[Source records]
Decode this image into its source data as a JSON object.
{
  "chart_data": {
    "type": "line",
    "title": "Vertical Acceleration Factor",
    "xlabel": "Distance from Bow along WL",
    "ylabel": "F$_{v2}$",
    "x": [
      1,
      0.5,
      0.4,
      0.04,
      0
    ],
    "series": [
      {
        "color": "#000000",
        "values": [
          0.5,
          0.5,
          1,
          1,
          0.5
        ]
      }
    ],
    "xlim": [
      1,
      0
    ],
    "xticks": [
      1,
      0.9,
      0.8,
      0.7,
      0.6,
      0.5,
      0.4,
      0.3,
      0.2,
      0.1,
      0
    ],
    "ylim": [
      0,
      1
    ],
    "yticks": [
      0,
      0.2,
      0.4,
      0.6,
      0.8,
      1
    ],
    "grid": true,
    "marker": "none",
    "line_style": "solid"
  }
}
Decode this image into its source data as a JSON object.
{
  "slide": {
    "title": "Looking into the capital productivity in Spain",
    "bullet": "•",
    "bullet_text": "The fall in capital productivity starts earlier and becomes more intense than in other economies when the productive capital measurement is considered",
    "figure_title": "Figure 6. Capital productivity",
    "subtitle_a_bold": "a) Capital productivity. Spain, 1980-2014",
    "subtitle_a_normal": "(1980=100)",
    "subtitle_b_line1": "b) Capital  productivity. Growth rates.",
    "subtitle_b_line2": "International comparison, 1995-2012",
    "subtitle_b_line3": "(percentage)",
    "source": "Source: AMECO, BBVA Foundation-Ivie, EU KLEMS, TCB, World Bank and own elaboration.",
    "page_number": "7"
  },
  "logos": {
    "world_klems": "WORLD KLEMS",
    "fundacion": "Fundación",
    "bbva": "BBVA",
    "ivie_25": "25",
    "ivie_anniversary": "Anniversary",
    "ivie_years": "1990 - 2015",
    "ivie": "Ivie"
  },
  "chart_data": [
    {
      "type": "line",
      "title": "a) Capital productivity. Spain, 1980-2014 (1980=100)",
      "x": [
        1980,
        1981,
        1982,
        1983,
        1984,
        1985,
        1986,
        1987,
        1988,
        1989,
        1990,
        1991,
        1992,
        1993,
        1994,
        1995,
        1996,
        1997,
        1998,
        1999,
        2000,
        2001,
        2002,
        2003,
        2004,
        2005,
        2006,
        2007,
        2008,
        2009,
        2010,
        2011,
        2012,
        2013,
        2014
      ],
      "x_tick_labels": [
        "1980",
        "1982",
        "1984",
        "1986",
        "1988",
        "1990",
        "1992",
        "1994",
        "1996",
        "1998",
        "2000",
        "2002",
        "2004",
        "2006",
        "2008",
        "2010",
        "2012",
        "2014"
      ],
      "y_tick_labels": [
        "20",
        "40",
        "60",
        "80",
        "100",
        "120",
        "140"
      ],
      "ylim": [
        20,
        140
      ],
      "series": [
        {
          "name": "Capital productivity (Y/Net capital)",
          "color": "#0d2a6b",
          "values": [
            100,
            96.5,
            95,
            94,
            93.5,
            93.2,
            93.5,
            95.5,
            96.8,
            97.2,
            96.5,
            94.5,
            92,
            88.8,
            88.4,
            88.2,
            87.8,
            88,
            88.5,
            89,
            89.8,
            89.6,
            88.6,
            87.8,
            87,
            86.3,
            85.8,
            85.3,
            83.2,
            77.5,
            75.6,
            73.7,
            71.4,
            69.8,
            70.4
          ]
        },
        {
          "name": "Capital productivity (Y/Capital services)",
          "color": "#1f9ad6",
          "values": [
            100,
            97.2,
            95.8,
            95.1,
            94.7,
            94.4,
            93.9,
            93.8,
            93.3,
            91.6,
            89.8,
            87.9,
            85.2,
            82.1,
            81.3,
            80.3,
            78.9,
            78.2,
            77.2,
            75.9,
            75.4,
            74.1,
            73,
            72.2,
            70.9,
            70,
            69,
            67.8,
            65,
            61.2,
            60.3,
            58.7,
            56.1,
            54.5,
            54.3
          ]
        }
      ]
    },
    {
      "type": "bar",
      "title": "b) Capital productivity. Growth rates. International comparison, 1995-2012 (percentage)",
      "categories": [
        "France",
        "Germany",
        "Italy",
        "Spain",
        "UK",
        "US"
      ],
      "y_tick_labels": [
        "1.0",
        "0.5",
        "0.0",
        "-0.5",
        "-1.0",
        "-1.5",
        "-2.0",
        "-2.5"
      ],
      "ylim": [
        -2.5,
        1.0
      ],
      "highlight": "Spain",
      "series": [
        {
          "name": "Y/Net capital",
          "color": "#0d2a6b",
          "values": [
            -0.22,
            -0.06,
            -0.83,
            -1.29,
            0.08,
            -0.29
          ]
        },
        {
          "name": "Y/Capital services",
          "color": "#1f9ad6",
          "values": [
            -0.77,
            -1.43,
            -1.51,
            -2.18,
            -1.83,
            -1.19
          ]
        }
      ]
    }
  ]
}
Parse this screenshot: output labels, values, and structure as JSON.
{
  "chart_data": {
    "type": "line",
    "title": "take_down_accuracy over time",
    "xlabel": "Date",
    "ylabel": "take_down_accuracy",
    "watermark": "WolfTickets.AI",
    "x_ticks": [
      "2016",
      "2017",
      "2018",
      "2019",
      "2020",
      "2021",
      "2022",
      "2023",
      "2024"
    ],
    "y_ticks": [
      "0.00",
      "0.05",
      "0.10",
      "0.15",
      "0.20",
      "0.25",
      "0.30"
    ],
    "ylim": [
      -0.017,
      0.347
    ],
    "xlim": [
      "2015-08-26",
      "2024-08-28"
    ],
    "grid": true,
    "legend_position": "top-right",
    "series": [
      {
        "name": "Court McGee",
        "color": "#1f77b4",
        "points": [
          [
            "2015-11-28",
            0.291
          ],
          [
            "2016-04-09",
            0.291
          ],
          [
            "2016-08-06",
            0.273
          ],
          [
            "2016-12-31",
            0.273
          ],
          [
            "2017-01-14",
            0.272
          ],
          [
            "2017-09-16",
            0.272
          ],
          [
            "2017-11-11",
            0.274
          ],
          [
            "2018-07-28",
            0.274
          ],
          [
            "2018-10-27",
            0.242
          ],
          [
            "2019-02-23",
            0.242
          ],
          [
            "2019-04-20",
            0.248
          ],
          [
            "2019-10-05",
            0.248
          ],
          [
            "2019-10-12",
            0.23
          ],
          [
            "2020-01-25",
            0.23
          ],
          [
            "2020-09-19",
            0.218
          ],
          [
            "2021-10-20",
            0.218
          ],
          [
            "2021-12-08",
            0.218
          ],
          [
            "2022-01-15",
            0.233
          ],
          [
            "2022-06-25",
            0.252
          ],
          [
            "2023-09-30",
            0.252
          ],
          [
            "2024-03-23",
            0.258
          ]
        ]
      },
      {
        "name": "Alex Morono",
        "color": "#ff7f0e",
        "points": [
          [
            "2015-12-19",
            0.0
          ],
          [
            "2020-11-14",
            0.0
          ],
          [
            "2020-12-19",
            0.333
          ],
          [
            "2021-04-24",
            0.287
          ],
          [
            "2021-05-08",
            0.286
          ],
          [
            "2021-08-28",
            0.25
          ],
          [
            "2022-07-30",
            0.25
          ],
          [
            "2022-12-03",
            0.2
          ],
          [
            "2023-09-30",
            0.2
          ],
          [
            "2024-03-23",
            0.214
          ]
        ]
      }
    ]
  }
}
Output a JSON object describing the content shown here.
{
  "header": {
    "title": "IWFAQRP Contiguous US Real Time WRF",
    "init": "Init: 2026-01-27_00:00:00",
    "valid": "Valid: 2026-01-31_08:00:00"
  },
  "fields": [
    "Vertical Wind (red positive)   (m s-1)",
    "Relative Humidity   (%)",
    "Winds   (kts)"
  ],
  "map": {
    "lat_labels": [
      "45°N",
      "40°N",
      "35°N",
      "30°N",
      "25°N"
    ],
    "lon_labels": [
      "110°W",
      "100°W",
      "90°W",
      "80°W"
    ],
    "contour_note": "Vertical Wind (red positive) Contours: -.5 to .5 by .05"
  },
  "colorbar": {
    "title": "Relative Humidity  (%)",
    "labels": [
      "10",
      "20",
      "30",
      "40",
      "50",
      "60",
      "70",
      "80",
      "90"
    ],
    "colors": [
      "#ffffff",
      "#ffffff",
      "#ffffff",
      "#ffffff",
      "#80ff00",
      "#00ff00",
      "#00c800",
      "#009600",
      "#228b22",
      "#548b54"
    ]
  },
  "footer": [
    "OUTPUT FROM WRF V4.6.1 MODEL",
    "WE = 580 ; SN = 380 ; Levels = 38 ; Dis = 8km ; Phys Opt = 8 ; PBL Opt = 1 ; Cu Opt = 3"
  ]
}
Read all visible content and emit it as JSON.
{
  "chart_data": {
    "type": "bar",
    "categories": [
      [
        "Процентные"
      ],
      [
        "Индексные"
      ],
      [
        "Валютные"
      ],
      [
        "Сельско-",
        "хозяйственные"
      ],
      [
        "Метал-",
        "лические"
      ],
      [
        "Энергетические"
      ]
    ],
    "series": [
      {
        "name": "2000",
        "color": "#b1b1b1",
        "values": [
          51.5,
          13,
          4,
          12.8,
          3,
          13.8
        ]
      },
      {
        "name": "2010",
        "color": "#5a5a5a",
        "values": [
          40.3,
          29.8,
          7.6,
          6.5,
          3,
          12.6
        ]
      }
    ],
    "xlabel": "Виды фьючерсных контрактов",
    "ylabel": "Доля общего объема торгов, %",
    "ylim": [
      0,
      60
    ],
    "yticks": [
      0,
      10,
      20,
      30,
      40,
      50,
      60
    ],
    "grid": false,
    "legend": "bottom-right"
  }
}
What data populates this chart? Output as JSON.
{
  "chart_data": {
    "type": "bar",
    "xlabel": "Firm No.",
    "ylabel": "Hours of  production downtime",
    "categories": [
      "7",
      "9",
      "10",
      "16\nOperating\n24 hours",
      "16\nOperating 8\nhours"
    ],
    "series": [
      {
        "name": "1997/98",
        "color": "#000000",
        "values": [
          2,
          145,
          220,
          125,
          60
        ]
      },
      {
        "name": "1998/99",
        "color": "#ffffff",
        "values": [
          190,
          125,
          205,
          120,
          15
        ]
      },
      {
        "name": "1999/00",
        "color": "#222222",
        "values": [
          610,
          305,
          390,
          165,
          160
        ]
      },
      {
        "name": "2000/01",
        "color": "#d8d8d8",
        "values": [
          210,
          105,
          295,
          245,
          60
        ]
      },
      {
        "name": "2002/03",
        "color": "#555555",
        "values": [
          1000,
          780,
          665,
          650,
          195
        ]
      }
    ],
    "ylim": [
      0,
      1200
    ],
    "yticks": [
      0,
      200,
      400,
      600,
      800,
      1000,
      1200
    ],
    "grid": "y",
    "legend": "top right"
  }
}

■ **Aim**: Find the lines containing "BBVA" and pull them out.

■ **Solution for this problem**:
    "source": "Source: AMECO, BBVA Foundation-Ivie, EU KLEMS, TCB, World Bank and own elaboration.",
    "bbva": "BBVA",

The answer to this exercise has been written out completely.